## SHORT PROBLEM
Identify every line containing the word "tested" and reproduce each one.

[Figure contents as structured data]
§ §

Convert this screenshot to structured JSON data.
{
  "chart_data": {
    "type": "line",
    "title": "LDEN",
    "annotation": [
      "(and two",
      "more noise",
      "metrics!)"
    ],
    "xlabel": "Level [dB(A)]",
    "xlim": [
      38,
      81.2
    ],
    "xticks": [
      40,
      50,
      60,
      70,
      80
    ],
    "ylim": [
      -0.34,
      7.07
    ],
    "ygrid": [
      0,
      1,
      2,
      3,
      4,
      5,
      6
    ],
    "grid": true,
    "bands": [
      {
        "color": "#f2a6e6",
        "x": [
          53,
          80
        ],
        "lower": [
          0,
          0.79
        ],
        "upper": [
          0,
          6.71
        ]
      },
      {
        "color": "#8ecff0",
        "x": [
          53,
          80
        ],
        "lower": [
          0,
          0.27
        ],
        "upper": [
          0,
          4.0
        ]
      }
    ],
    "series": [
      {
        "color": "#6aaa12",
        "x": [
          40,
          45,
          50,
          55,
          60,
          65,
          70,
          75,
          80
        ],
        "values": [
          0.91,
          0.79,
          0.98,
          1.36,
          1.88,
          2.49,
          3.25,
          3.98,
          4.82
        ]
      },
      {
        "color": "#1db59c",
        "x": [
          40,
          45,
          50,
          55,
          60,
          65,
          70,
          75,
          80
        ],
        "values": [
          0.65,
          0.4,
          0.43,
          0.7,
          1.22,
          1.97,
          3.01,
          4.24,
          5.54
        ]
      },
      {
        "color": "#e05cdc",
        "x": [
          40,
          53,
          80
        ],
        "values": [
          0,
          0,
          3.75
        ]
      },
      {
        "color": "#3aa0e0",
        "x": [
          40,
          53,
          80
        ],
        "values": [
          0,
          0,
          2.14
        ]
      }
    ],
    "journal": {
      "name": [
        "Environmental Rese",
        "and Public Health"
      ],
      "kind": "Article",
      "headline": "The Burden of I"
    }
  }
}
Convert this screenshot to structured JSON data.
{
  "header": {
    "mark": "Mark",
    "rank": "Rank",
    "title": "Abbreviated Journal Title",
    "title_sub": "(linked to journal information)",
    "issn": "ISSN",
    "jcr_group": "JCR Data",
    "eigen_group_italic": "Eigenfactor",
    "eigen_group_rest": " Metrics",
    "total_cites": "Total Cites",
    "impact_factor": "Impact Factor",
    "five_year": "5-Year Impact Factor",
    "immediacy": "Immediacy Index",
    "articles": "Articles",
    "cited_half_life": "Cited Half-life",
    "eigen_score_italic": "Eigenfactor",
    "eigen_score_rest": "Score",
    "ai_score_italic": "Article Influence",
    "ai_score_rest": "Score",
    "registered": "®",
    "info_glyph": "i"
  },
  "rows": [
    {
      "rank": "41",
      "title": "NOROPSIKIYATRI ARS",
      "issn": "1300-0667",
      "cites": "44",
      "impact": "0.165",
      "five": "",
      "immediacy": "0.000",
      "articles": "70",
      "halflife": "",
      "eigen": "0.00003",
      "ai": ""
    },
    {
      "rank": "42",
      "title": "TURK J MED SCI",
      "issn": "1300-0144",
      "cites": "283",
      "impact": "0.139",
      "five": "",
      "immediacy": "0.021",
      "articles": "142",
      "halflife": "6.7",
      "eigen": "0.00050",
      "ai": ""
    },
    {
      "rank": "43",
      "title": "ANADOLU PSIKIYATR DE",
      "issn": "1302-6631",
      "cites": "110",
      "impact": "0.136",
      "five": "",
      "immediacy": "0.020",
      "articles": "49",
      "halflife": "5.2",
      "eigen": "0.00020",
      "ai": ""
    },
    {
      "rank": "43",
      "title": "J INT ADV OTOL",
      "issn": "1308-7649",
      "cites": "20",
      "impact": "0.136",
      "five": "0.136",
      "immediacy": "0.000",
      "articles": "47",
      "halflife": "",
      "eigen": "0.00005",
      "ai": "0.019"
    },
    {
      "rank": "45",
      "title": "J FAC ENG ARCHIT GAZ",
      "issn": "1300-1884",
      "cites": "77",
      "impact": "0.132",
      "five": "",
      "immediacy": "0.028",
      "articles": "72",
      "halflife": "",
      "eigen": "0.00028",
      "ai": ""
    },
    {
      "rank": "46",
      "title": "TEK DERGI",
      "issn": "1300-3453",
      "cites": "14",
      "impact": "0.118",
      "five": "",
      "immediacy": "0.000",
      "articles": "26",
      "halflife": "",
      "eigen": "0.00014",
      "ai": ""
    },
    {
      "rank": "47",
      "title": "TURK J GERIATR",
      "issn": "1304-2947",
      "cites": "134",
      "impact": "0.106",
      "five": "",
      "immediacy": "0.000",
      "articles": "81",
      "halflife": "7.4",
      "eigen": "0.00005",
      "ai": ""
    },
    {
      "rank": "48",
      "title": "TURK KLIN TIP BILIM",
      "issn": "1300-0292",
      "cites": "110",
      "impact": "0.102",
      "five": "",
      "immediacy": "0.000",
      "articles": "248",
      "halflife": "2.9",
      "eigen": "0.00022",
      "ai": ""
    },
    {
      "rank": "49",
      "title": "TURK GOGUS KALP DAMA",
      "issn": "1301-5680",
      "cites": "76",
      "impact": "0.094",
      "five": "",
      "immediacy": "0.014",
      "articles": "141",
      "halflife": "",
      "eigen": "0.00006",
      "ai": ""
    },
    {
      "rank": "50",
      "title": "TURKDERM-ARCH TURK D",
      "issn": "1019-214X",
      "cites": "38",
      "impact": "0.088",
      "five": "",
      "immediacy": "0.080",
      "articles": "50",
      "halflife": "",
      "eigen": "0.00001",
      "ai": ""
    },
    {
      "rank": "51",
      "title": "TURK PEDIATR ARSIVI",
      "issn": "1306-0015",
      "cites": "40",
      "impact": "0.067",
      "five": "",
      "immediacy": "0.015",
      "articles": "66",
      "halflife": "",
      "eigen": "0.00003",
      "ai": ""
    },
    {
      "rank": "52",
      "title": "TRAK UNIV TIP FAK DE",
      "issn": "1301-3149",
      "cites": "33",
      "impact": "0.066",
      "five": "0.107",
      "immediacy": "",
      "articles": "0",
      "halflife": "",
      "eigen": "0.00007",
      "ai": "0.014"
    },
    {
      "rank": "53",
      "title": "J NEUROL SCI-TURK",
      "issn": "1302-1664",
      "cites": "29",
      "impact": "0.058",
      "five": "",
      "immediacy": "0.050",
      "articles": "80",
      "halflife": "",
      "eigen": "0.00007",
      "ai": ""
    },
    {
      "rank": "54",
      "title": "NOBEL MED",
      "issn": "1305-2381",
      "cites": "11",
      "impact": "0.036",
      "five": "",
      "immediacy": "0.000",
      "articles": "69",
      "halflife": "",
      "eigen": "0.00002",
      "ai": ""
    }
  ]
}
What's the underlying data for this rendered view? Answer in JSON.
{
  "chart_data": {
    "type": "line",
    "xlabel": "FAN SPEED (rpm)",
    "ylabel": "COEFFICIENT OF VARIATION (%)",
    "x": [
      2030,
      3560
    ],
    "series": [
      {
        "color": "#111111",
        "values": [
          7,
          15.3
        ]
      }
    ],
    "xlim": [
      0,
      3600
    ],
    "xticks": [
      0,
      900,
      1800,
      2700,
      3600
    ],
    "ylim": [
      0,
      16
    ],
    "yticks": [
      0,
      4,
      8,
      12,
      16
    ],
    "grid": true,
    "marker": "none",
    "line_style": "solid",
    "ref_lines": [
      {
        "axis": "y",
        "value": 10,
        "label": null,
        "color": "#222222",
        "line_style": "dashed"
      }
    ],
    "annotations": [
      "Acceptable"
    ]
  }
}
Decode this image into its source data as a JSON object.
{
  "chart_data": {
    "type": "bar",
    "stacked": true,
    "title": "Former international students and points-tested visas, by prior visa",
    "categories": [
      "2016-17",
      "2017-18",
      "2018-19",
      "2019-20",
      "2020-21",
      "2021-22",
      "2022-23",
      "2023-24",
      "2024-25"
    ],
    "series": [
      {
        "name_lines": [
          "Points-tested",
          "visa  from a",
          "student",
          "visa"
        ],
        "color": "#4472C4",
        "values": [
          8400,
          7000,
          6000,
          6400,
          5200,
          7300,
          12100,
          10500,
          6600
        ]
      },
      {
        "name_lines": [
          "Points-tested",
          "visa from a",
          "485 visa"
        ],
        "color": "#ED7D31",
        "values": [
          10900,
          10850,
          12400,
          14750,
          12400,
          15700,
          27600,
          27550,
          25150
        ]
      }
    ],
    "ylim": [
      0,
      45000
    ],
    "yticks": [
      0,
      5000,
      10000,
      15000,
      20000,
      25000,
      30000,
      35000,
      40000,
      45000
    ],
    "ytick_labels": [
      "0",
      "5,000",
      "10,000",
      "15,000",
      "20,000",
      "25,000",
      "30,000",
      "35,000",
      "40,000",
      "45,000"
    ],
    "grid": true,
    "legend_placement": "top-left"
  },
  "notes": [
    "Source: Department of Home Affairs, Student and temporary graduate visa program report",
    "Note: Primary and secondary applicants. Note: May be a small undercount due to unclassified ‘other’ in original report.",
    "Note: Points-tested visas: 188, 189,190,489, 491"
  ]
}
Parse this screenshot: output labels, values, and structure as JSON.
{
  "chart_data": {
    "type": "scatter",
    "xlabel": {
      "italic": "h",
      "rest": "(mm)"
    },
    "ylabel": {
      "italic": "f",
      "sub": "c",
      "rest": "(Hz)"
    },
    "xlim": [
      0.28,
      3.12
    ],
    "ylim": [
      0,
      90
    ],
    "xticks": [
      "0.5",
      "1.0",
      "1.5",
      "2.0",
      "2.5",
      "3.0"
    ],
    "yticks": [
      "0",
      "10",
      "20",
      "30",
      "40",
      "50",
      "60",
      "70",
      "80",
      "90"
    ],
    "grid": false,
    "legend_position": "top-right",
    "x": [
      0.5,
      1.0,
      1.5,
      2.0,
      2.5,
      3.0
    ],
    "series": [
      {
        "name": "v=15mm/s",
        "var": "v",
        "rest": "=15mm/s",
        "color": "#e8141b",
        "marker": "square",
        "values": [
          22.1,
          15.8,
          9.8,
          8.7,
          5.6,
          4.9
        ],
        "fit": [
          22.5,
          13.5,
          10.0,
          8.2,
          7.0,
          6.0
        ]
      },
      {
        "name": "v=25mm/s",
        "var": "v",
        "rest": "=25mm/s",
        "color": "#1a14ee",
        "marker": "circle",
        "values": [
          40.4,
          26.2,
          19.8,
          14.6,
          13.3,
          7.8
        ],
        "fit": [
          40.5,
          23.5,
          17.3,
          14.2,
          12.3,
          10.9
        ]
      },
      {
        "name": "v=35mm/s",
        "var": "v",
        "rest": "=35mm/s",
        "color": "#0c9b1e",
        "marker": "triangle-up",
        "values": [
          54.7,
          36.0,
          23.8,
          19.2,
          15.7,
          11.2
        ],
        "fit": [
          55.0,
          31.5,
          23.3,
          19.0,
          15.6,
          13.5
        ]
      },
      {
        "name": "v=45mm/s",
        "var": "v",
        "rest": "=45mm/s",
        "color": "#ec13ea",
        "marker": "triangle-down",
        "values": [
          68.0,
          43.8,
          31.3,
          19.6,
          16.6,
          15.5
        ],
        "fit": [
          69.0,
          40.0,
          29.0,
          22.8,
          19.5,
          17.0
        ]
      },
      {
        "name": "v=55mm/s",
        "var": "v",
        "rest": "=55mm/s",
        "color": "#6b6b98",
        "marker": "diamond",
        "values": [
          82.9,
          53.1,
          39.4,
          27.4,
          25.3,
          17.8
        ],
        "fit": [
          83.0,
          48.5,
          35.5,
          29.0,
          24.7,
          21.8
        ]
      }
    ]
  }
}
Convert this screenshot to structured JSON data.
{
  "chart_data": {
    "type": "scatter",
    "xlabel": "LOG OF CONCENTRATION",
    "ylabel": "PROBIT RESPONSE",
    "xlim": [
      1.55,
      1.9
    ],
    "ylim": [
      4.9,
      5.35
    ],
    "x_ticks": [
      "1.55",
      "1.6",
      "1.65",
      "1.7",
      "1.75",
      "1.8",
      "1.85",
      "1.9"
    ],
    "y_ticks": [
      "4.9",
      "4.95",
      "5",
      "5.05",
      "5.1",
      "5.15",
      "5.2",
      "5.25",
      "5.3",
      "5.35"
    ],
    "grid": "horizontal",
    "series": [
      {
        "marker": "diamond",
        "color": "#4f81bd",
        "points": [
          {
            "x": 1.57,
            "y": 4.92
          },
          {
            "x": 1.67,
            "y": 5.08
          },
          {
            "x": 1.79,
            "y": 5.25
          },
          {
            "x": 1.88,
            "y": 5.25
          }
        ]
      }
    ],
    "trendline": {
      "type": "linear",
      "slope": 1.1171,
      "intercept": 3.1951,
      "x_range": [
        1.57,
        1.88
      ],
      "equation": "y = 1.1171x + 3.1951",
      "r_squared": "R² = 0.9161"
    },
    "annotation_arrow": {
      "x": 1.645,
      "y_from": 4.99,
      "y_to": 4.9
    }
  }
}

§ §

## OUTPUT BELOW
    "title": "Former international students and points-tested visas, by prior visa",
          "Points-tested",
          "Points-tested",
    "Note: Points-tested visas: 188, 189,190,489, 491"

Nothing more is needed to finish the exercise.